[Dataset entries]
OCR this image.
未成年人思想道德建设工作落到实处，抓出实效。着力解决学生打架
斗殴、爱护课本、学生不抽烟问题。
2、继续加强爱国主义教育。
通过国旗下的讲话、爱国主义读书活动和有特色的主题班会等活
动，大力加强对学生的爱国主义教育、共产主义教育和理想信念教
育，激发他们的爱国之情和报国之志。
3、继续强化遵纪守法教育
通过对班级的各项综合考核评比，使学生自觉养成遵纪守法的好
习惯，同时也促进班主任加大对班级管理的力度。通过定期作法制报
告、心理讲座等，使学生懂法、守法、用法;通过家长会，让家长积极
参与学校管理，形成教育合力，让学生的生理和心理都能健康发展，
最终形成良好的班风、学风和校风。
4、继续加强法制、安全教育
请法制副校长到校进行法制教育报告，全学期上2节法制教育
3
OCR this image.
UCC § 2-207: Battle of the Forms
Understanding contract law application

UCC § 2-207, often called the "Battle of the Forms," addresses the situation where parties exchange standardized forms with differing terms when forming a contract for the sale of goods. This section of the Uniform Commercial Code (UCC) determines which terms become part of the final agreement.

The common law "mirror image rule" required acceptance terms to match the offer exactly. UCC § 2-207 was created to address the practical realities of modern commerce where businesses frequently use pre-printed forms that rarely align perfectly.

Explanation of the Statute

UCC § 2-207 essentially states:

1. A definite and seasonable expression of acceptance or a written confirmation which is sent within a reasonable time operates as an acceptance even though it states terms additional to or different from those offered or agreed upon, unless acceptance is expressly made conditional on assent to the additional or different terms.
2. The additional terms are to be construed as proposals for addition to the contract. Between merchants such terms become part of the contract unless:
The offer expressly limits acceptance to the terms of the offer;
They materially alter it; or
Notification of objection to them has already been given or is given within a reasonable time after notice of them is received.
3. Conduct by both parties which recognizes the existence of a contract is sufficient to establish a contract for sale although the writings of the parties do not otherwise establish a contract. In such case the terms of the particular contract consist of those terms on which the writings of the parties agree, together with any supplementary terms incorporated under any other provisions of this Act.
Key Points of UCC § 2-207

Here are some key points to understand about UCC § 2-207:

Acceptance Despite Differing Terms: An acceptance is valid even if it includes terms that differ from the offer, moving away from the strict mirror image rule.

» **Task brief**
Quote all of the entries verbatim.

» **Result of this exercise**
OCR this image.
未成年人思想道德建设工作落到实处，抓出实效。着力解决学生打架
斗殴、爱护课本、学生不抽烟问题。
2、继续加强爱国主义教育。
通过国旗下的讲话、爱国主义读书活动和有特色的主题班会等活
动，大力加强对学生的爱国主义教育、共产主义教育和理想信念教
育，激发他们的爱国之情和报国之志。
3、继续强化遵纪守法教育
通过对班级的各项综合考核评比，使学生自觉养成遵纪守法的好
习惯，同时也促进班主任加大对班级管理的力度。通过定期作法制报
告、心理讲座等，使学生懂法、守法、用法;通过家长会，让家长积极
参与学校管理，形成教育合力，让学生的生理和心理都能健康发展，
最终形成良好的班风、学风和校风。
4、继续加强法制、安全教育
请法制副校长到校进行法制教育报告，全学期上2节法制教育
3
OCR this image.
UCC § 2-207: Battle of the Forms
Understanding contract law application

UCC § 2-207, often called the "Battle of the Forms," addresses the situation where parties exchange standardized forms with differing terms when forming a contract for the sale of goods. This section of the Uniform Commercial Code (UCC) determines which terms become part of the final agreement.

The common law "mirror image rule" required acceptance terms to match the offer exactly. UCC § 2-207 was created to address the practical realities of modern commerce where businesses frequently use pre-printed forms that rarely align perfectly.

Explanation of the Statute

UCC § 2-207 essentially states:

1. A definite and seasonable expression of acceptance or a written confirmation which is sent within a reasonable time operates as an acceptance even though it states terms additional to or different from those offered or agreed upon, unless acceptance is expressly made conditional on assent to the additional or different terms.
2. The additional terms are to be construed as proposals for addition to the contract. Between merchants such terms become part of the contract unless:
The offer expressly limits acceptance to the terms of the offer;
They materially alter it; or
Notification of objection to them has already been given or is given within a reasonable time after notice of them is received.
3. Conduct by both parties which recognizes the existence of a contract is sufficient to establish a contract for sale although the writings of the parties do not otherwise establish a contract. In such case the terms of the particular contract consist of those terms on which the writings of the parties agree, together with any supplementary terms incorporated under any other provisions of this Act.
Key Points of UCC § 2-207

Here are some key points to understand about UCC § 2-207:

Acceptance Despite Differing Terms: An acceptance is valid even if it includes terms that differ from the offer, moving away from the strict mirror image rule.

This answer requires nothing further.